## [EXERCISE AIM]
Write out every entry word for word.

## [TASK INPUT]
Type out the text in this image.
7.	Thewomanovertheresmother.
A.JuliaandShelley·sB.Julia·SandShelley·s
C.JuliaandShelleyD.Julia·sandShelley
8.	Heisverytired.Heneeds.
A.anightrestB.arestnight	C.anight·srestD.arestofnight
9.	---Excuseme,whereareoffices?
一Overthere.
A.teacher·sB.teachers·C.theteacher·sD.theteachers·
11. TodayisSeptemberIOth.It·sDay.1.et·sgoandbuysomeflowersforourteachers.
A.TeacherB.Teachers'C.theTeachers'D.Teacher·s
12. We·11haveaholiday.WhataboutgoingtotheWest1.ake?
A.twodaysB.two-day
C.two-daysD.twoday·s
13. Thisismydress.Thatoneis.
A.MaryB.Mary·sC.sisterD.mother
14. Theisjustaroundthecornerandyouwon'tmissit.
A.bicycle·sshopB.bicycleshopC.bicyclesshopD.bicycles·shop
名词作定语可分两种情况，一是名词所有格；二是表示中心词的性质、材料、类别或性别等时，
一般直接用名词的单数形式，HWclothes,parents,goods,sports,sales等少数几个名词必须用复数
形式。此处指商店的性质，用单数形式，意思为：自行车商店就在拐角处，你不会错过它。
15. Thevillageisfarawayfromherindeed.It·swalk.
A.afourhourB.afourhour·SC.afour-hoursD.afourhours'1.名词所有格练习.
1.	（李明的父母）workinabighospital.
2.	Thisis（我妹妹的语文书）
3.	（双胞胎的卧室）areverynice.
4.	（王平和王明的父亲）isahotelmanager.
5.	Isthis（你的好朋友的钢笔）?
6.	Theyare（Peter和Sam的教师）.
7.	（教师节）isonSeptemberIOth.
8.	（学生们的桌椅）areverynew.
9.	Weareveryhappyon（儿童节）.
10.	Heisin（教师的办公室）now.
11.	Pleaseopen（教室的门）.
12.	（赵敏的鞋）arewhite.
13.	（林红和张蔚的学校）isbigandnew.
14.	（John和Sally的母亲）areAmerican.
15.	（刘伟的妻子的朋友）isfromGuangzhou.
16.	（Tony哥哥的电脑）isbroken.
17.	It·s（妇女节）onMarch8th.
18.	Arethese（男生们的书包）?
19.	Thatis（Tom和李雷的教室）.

## [WORKED SOLUTION]
Type out the text in this image.
7.	Thewomanovertheresmother.
A.JuliaandShelley·sB.Julia·SandShelley·s
C.JuliaandShelleyD.Julia·sandShelley
8.	Heisverytired.Heneeds.
A.anightrestB.arestnight	C.anight·srestD.arestofnight
9.	---Excuseme,whereareoffices?
一Overthere.
A.teacher·sB.teachers·C.theteacher·sD.theteachers·
11. TodayisSeptemberIOth.It·sDay.1.et·sgoandbuysomeflowersforourteachers.
A.TeacherB.Teachers'C.theTeachers'D.Teacher·s
12. We·11haveaholiday.WhataboutgoingtotheWest1.ake?
A.twodaysB.two-day
C.two-daysD.twoday·s
13. Thisismydress.Thatoneis.
A.MaryB.Mary·sC.sisterD.mother
14. Theisjustaroundthecornerandyouwon'tmissit.
A.bicycle·sshopB.bicycleshopC.bicyclesshopD.bicycles·shop
名词作定语可分两种情况，一是名词所有格；二是表示中心词的性质、材料、类别或性别等时，
一般直接用名词的单数形式，HWclothes,parents,goods,sports,sales等少数几个名词必须用复数
形式。此处指商店的性质，用单数形式，意思为：自行车商店就在拐角处，你不会错过它。
15. Thevillageisfarawayfromherindeed.It·swalk.
A.afourhourB.afourhour·SC.afour-hoursD.afourhours'1.名词所有格练习.
1.	（李明的父母）workinabighospital.
2.	Thisis（我妹妹的语文书）
3.	（双胞胎的卧室）areverynice.
4.	（王平和王明的父亲）isahotelmanager.
5.	Isthis（你的好朋友的钢笔）?
6.	Theyare（Peter和Sam的教师）.
7.	（教师节）isonSeptemberIOth.
8.	（学生们的桌椅）areverynew.
9.	Weareveryhappyon（儿童节）.
10.	Heisin（教师的办公室）now.
11.	Pleaseopen（教室的门）.
12.	（赵敏的鞋）arewhite.
13.	（林红和张蔚的学校）isbigandnew.
14.	（John和Sally的母亲）areAmerican.
15.	（刘伟的妻子的朋友）isfromGuangzhou.
16.	（Tony哥哥的电脑）isbroken.
17.	It·s（妇女节）onMarch8th.
18.	Arethese（男生们的书包）?
19.	Thatis（Tom和李雷的教室）.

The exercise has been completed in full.